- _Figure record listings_

───

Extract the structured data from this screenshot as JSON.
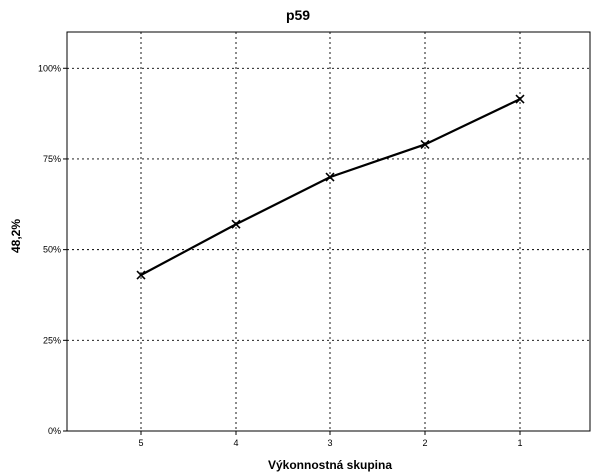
{
  "chart_data": {
    "type": "line",
    "title": "p59",
    "xlabel": "Výkonnostná skupina",
    "ylabel": "48,2%",
    "categories": [
      "5",
      "4",
      "3",
      "2",
      "1"
    ],
    "y_ticks": [
      "0%",
      "25%",
      "50%",
      "75%",
      "100%"
    ],
    "ylim": [
      0,
      110
    ],
    "series": [
      {
        "values": [
          43,
          57,
          70,
          79,
          91.5
        ],
        "color": "#000000",
        "marker": "x"
      }
    ],
    "grid": true,
    "legend": "none"
  }
}
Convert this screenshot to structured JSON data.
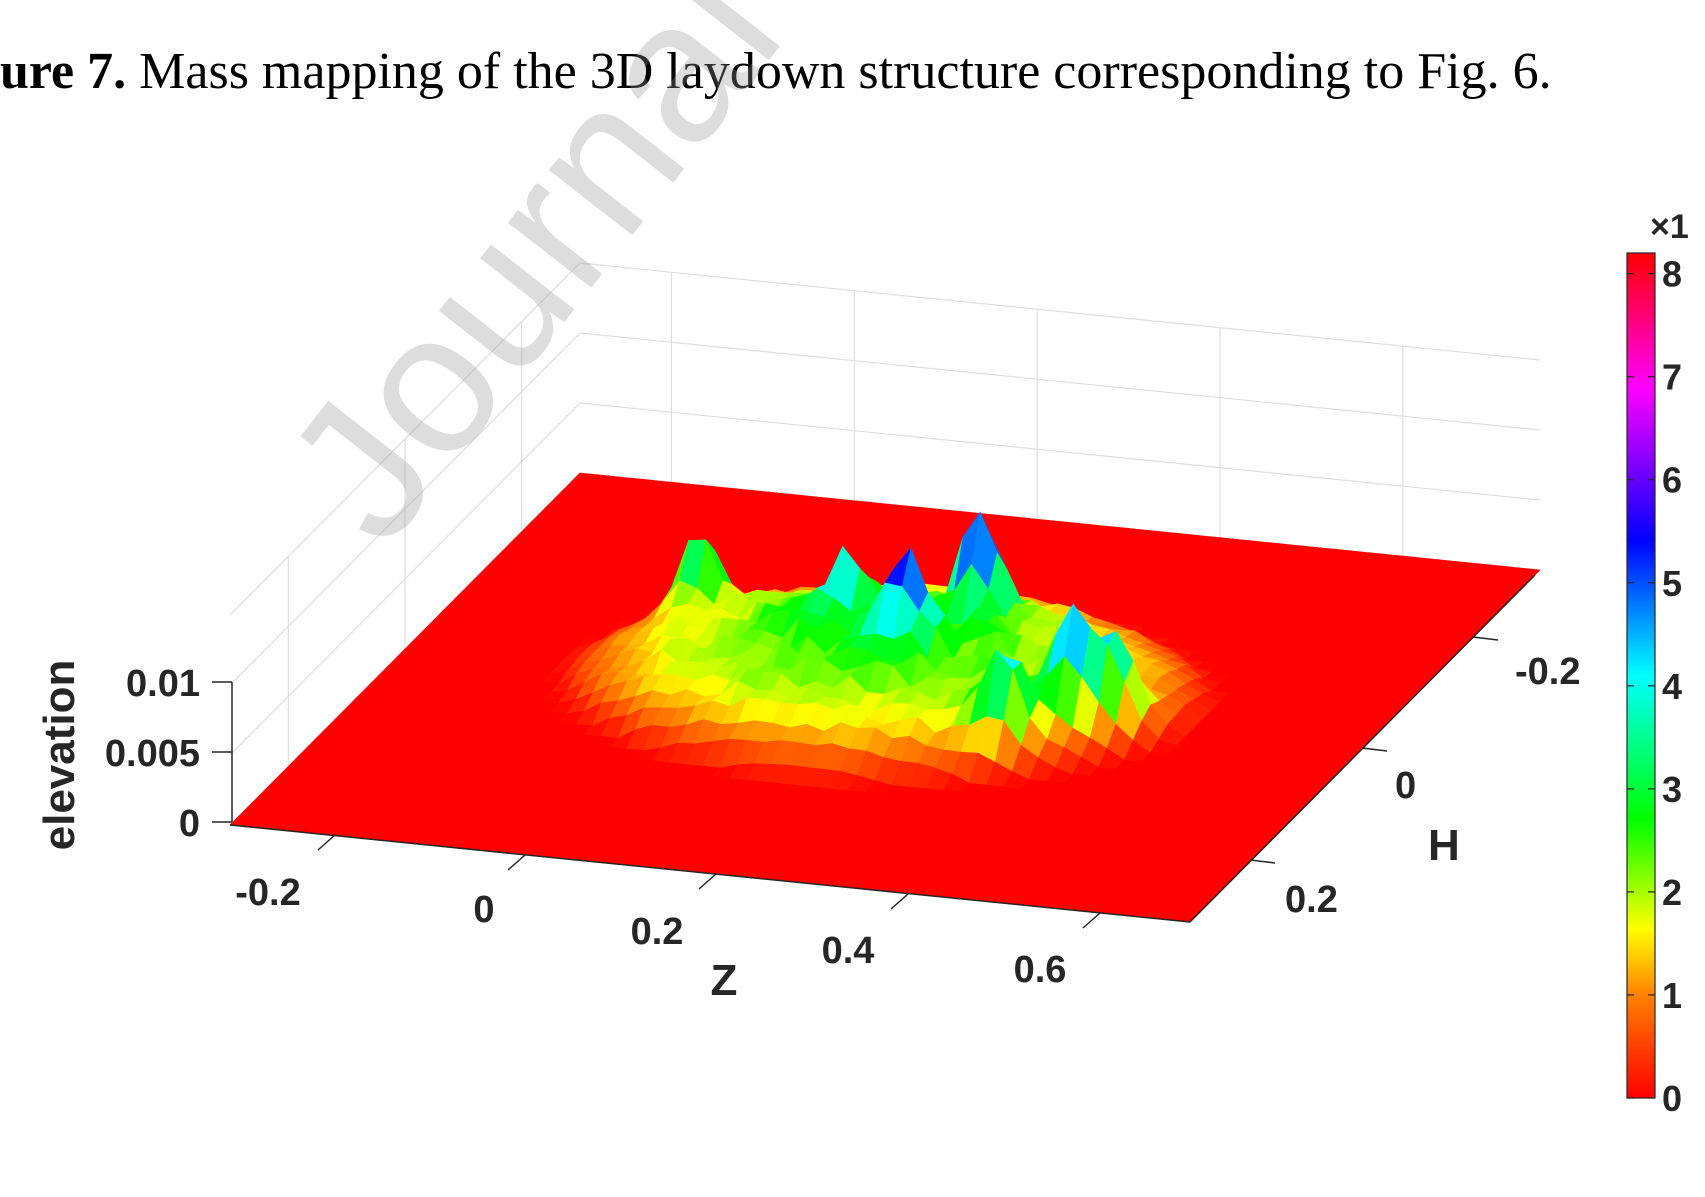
{
  "caption": {
    "label": "ure 7.",
    "text": "Mass mapping of the 3D laydown structure corresponding to Fig. 6."
  },
  "watermark": "Journal Pre-pro",
  "chart_data": {
    "type": "surface",
    "title": "",
    "xlabel": "Z",
    "ylabel": "H",
    "zlabel": "elevation",
    "x_ticks": [
      "-0.2",
      "0",
      "0.2",
      "0.4",
      "0.6"
    ],
    "y_ticks": [
      "-0.2",
      "0",
      "0.2"
    ],
    "z_ticks": [
      "0",
      "0.005",
      "0.01"
    ],
    "xlim": [
      -0.3,
      0.75
    ],
    "ylim": [
      -0.3,
      0.3
    ],
    "zlim": [
      0,
      0.015
    ],
    "grid": true,
    "colormap": "reversed hsv (red at 0, magenta at max)",
    "colorbar": {
      "ticks": [
        "0",
        "1",
        "2",
        "3",
        "4",
        "5",
        "6",
        "7",
        "8"
      ],
      "exponent_label": "×1",
      "range": [
        0,
        8.2
      ]
    },
    "peaks": [
      {
        "z": -0.03,
        "h": -0.08,
        "elevation": 0.0085
      },
      {
        "z": 0.28,
        "h": -0.08,
        "elevation": 0.0105
      },
      {
        "z": 0.24,
        "h": -0.01,
        "elevation": 0.0088
      },
      {
        "z": 0.15,
        "h": -0.05,
        "elevation": 0.0075
      },
      {
        "z": 0.45,
        "h": 0.03,
        "elevation": 0.0095
      },
      {
        "z": 0.4,
        "h": 0.07,
        "elevation": 0.0085
      },
      {
        "z": 0.49,
        "h": 0.02,
        "elevation": 0.008
      }
    ]
  }
}
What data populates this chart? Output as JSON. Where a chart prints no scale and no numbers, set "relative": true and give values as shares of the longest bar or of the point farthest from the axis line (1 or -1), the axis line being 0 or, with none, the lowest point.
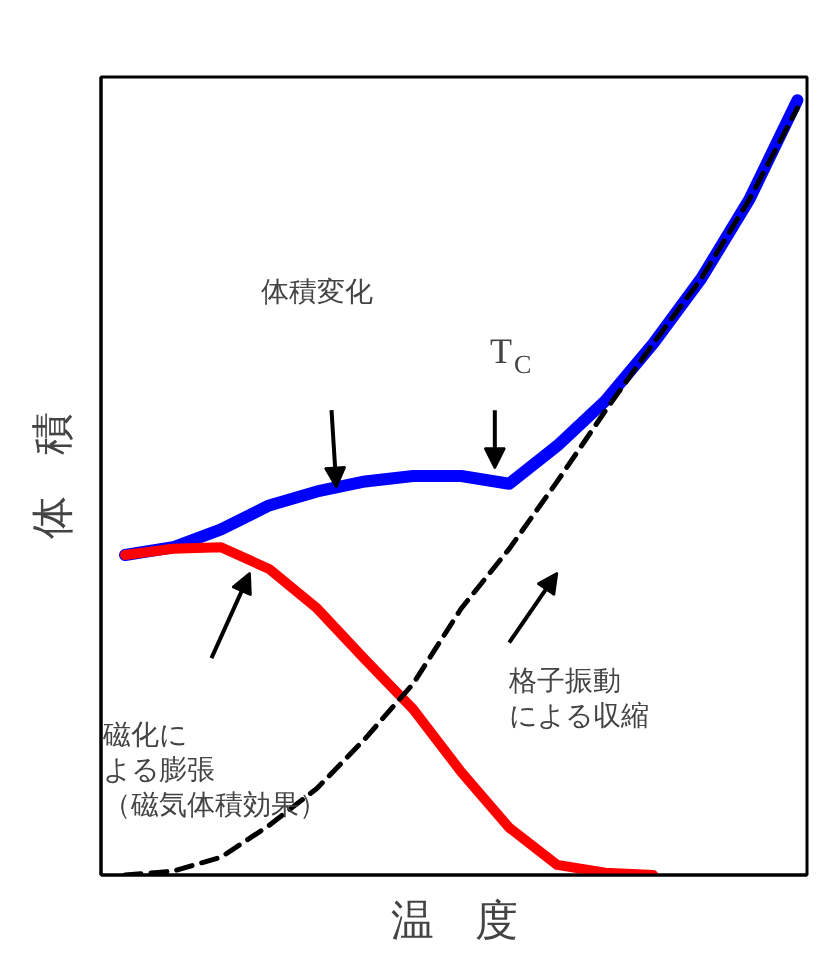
{
  "chart_data": {
    "type": "line",
    "relative": true,
    "xlabel": "温　度",
    "ylabel": "体　積",
    "grid": false,
    "marker": "none",
    "categories": [
      null,
      null,
      null,
      null,
      null,
      null,
      null,
      null,
      null,
      null,
      null,
      null,
      null,
      null,
      null
    ],
    "series": [
      {
        "color": "#0000ff",
        "line_style": "solid",
        "values": [
          0.413,
          0.423,
          0.446,
          0.477,
          0.495,
          0.508,
          0.515,
          0.515,
          0.505,
          0.554,
          0.612,
          0.686,
          0.77,
          0.872,
          1.0
        ]
      },
      {
        "color": "#ff0000",
        "line_style": "solid",
        "values": [
          0.413,
          0.421,
          0.423,
          0.395,
          0.344,
          0.278,
          0.214,
          0.133,
          0.061,
          0.013,
          0.003,
          0.0,
          null,
          null,
          null
        ]
      },
      {
        "color": "#000000",
        "line_style": "dashed",
        "values": [
          0.0,
          0.005,
          0.023,
          0.064,
          0.112,
          0.176,
          0.247,
          0.344,
          0.421,
          0.508,
          0.599,
          0.686,
          0.77,
          0.872,
          0.99
        ]
      }
    ],
    "annotations": [
      "体積変化",
      "T$_{C}$",
      "磁化による膨張（磁気体積効果）",
      "格子振動による収縮"
    ]
  }
}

───

- _What is asked_
Return the material word for word. Pictures are not part of the copy.

- _The result_
Extract the structured data from this screenshot as JSON.
{
  "chart_data": {
    "type": "line",
    "title": "p59",
    "xlabel": "Výkonnostná skupina",
    "ylabel": "48,2%",
    "categories": [
      "5",
      "4",
      "3",
      "2",
      "1"
    ],
    "y_ticks": [
      "0%",
      "25%",
      "50%",
      "75%",
      "100%"
    ],
    "ylim": [
      0,
      110
    ],
    "series": [
      {
        "values": [
          43,
          57,
          70,
          79,
          91.5
        ],
        "color": "#000000",
        "marker": "x"
      }
    ],
    "grid": true,
    "legend": "none"
  }
}
Convert this screenshot to structured JSON data.
{
  "caption": {
    "label": "ure 7.",
    "text": "Mass mapping of the 3D laydown structure corresponding to Fig. 6."
  },
  "watermark": "Journal Pre-pro",
  "chart_data": {
    "type": "surface",
    "title": "",
    "xlabel": "Z",
    "ylabel": "H",
    "zlabel": "elevation",
    "x_ticks": [
      "-0.2",
      "0",
      "0.2",
      "0.4",
      "0.6"
    ],
    "y_ticks": [
      "-0.2",
      "0",
      "0.2"
    ],
    "z_ticks": [
      "0",
      "0.005",
      "0.01"
    ],
    "xlim": [
      -0.3,
      0.75
    ],
    "ylim": [
      -0.3,
      0.3
    ],
    "zlim": [
      0,
      0.015
    ],
    "grid": true,
    "colormap": "reversed hsv (red at 0, magenta at max)",
    "colorbar": {
      "ticks": [
        "0",
        "1",
        "2",
        "3",
        "4",
        "5",
        "6",
        "7",
        "8"
      ],
      "exponent_label": "×1",
      "range": [
        0,
        8.2
      ]
    },
    "peaks": [
      {
        "z": -0.03,
        "h": -0.08,
        "elevation": 0.0085
      },
      {
        "z": 0.28,
        "h": -0.08,
        "elevation": 0.0105
      },
      {
        "z": 0.24,
        "h": -0.01,
        "elevation": 0.0088
      },
      {
        "z": 0.15,
        "h": -0.05,
        "elevation": 0.0075
      },
      {
        "z": 0.45,
        "h": 0.03,
        "elevation": 0.0095
      },
      {
        "z": 0.4,
        "h": 0.07,
        "elevation": 0.0085
      },
      {
        "z": 0.49,
        "h": 0.02,
        "elevation": 0.008
      }
    ]
  }
}
What data populates this chart? Output as JSON. Where a chart prints no scale and no numbers, set "relative": true and give values as shares of the longest bar or of the point farthest from the axis line (1 or -1), the axis line being 0 or, with none, the lowest point.
{
  "chart_data": {
    "type": "line",
    "relative": true,
    "xlabel": "温　度",
    "ylabel": "体　積",
    "grid": false,
    "marker": "none",
    "categories": [
      null,
      null,
      null,
      null,
      null,
      null,
      null,
      null,
      null,
      null,
      null,
      null,
      null,
      null,
      null
    ],
    "series": [
      {
        "color": "#0000ff",
        "line_style": "solid",
        "values": [
          0.413,
          0.423,
          0.446,
          0.477,
          0.495,
          0.508,
          0.515,
          0.515,
          0.505,
          0.554,
          0.612,
          0.686,
          0.77,
          0.872,
          1.0
        ]
      },
      {
        "color": "#ff0000",
        "line_style": "solid",
        "values": [
          0.413,
          0.421,
          0.423,
          0.395,
          0.344,
          0.278,
          0.214,
          0.133,
          0.061,
          0.013,
          0.003,
          0.0,
          null,
          null,
          null
        ]
      },
      {
        "color": "#000000",
        "line_style": "dashed",
        "values": [
          0.0,
          0.005,
          0.023,
          0.064,
          0.112,
          0.176,
          0.247,
          0.344,
          0.421,
          0.508,
          0.599,
          0.686,
          0.77,
          0.872,
          0.99
        ]
      }
    ],
    "annotations": [
      "体積変化",
      "T$_{C}$",
      "磁化による膨張（磁気体積効果）",
      "格子振動による収縮"
    ]
  }
}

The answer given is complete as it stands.